begin

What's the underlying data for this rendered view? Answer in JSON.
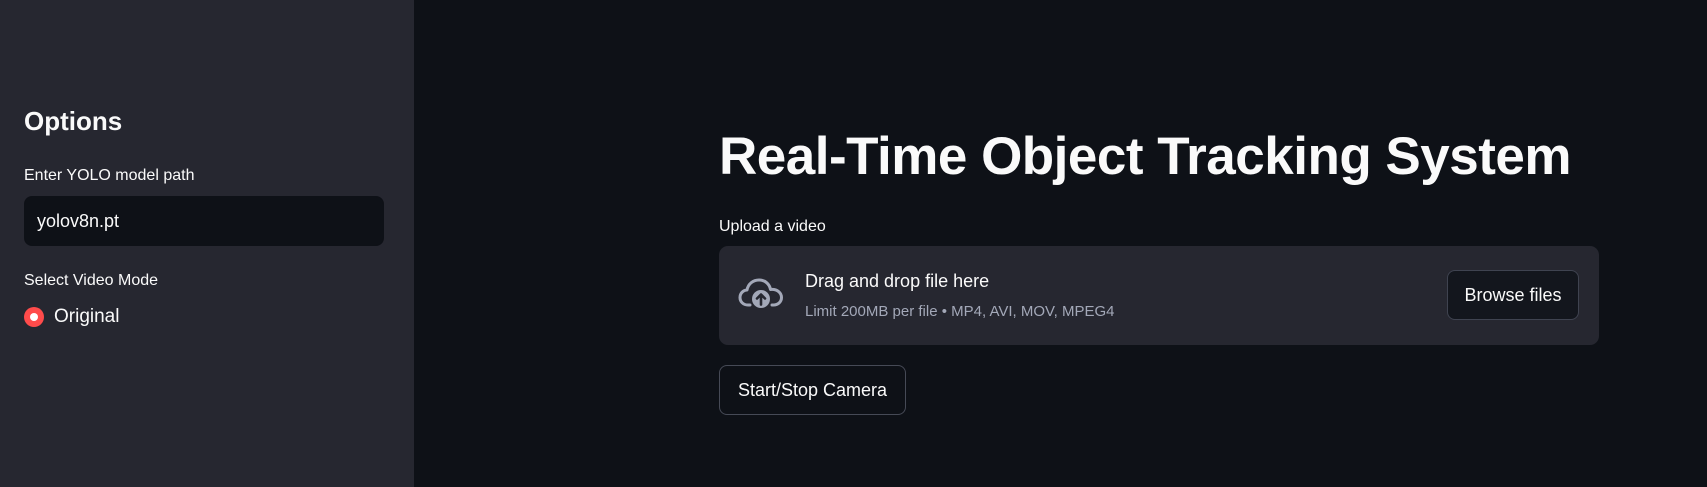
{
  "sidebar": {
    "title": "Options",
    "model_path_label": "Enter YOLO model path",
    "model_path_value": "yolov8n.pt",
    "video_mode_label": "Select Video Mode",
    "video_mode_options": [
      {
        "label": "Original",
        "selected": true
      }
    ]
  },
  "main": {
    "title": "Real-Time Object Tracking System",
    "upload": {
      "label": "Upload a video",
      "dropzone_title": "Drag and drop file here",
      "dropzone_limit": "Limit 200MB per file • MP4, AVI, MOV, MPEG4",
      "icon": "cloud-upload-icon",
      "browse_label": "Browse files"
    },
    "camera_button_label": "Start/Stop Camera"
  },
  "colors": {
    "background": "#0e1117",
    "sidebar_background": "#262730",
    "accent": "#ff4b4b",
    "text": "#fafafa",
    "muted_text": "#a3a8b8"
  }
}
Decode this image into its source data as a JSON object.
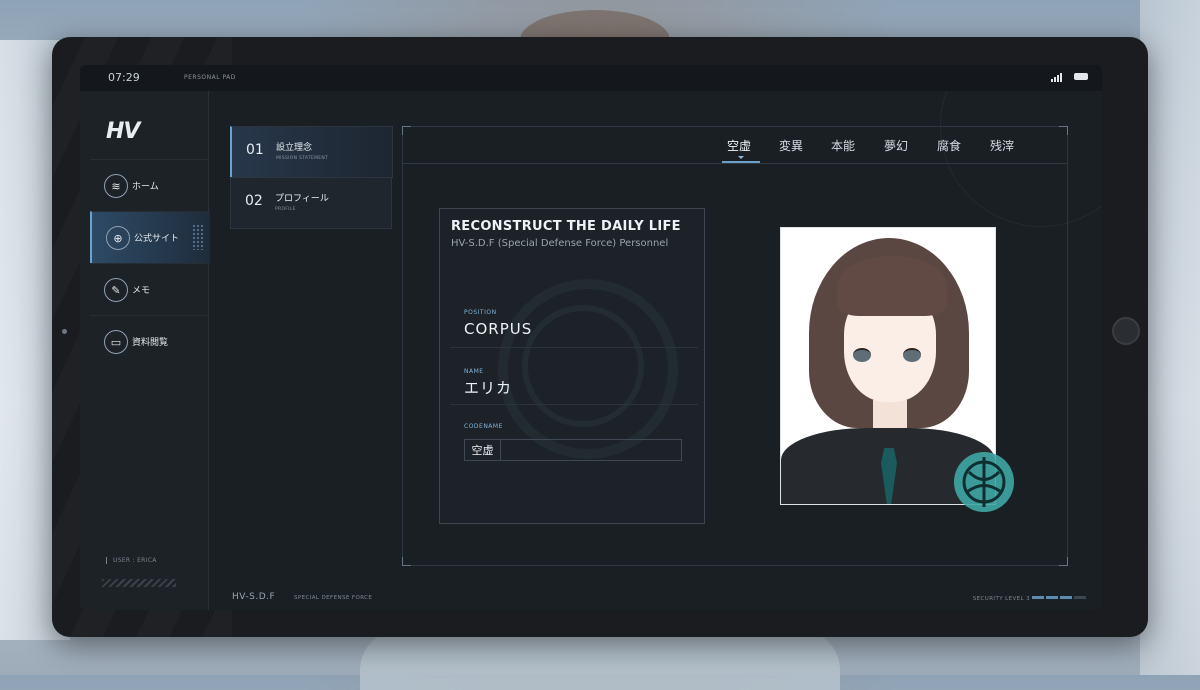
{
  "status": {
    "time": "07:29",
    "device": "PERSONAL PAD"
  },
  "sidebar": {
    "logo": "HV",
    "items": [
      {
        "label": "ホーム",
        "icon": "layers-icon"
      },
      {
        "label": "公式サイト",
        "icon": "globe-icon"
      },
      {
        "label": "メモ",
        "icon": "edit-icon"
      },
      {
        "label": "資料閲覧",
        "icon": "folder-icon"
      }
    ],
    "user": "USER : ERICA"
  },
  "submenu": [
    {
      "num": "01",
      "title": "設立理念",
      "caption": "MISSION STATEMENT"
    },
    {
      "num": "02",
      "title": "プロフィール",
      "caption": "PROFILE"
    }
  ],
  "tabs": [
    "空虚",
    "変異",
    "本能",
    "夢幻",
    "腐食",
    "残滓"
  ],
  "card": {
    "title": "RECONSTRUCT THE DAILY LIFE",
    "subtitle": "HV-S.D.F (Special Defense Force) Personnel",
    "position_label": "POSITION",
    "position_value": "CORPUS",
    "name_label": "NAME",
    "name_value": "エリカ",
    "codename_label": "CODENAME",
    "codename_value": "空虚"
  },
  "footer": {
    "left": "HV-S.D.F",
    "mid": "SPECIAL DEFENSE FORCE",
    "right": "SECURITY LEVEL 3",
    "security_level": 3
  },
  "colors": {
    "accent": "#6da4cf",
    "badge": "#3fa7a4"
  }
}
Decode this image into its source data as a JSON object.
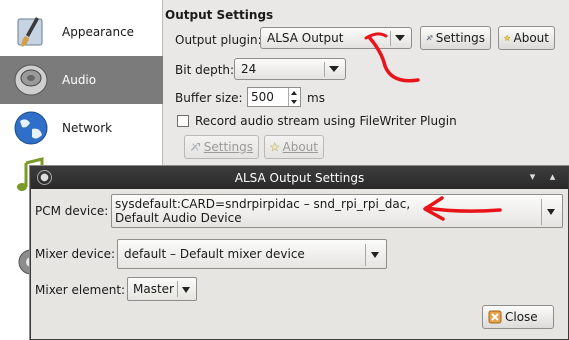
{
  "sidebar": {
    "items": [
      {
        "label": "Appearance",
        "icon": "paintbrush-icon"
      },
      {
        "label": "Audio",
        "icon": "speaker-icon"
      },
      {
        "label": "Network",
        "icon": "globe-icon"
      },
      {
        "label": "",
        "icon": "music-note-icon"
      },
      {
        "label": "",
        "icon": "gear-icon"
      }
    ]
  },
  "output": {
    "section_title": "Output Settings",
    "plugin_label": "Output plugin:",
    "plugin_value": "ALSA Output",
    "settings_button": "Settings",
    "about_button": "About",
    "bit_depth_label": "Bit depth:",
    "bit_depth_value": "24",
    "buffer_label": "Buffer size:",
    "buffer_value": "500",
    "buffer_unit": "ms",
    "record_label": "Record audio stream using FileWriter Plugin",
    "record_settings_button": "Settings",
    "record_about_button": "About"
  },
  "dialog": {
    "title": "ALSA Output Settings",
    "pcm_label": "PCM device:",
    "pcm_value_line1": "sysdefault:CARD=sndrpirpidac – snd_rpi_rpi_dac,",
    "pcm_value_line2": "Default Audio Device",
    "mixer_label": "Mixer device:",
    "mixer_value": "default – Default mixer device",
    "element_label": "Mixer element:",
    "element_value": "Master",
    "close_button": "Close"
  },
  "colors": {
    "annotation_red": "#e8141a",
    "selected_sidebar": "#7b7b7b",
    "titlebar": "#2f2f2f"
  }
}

end

**Exercise instructions**
Your task is to reproduce all of the material exactly. The pictures stay out.

**Response**
What's the underlying data for this rendered view? Answer in JSON.
{
  "sidebar": {
    "title": "Options",
    "model_path_label": "Enter YOLO model path",
    "model_path_value": "yolov8n.pt",
    "video_mode_label": "Select Video Mode",
    "video_mode_options": [
      {
        "label": "Original",
        "selected": true
      }
    ]
  },
  "main": {
    "title": "Real-Time Object Tracking System",
    "upload": {
      "label": "Upload a video",
      "dropzone_title": "Drag and drop file here",
      "dropzone_limit": "Limit 200MB per file • MP4, AVI, MOV, MPEG4",
      "icon": "cloud-upload-icon",
      "browse_label": "Browse files"
    },
    "camera_button_label": "Start/Stop Camera"
  },
  "colors": {
    "background": "#0e1117",
    "sidebar_background": "#262730",
    "accent": "#ff4b4b",
    "text": "#fafafa",
    "muted_text": "#a3a8b8"
  }
}
Decode this image into its source data as a JSON object.
{
  "status": {
    "time": "07:29",
    "device": "PERSONAL PAD"
  },
  "sidebar": {
    "logo": "HV",
    "items": [
      {
        "label": "ホーム",
        "icon": "layers-icon"
      },
      {
        "label": "公式サイト",
        "icon": "globe-icon"
      },
      {
        "label": "メモ",
        "icon": "edit-icon"
      },
      {
        "label": "資料閲覧",
        "icon": "folder-icon"
      }
    ],
    "user": "USER : ERICA"
  },
  "submenu": [
    {
      "num": "01",
      "title": "設立理念",
      "caption": "MISSION STATEMENT"
    },
    {
      "num": "02",
      "title": "プロフィール",
      "caption": "PROFILE"
    }
  ],
  "tabs": [
    "空虚",
    "変異",
    "本能",
    "夢幻",
    "腐食",
    "残滓"
  ],
  "card": {
    "title": "RECONSTRUCT THE DAILY LIFE",
    "subtitle": "HV-S.D.F (Special Defense Force) Personnel",
    "position_label": "POSITION",
    "position_value": "CORPUS",
    "name_label": "NAME",
    "name_value": "エリカ",
    "codename_label": "CODENAME",
    "codename_value": "空虚"
  },
  "footer": {
    "left": "HV-S.D.F",
    "mid": "SPECIAL DEFENSE FORCE",
    "right": "SECURITY LEVEL 3",
    "security_level": 3
  },
  "colors": {
    "accent": "#6da4cf",
    "badge": "#3fa7a4"
  }
}
Decode this image into its source data as a JSON object.
{
  "sidebar": {
    "items": [
      {
        "label": "Appearance",
        "icon": "paintbrush-icon"
      },
      {
        "label": "Audio",
        "icon": "speaker-icon"
      },
      {
        "label": "Network",
        "icon": "globe-icon"
      },
      {
        "label": "",
        "icon": "music-note-icon"
      },
      {
        "label": "",
        "icon": "gear-icon"
      }
    ]
  },
  "output": {
    "section_title": "Output Settings",
    "plugin_label": "Output plugin:",
    "plugin_value": "ALSA Output",
    "settings_button": "Settings",
    "about_button": "About",
    "bit_depth_label": "Bit depth:",
    "bit_depth_value": "24",
    "buffer_label": "Buffer size:",
    "buffer_value": "500",
    "buffer_unit": "ms",
    "record_label": "Record audio stream using FileWriter Plugin",
    "record_settings_button": "Settings",
    "record_about_button": "About"
  },
  "dialog": {
    "title": "ALSA Output Settings",
    "pcm_label": "PCM device:",
    "pcm_value_line1": "sysdefault:CARD=sndrpirpidac – snd_rpi_rpi_dac,",
    "pcm_value_line2": "Default Audio Device",
    "mixer_label": "Mixer device:",
    "mixer_value": "default – Default mixer device",
    "element_label": "Mixer element:",
    "element_value": "Master",
    "close_button": "Close"
  },
  "colors": {
    "annotation_red": "#e8141a",
    "selected_sidebar": "#7b7b7b",
    "titlebar": "#2f2f2f"
  }
}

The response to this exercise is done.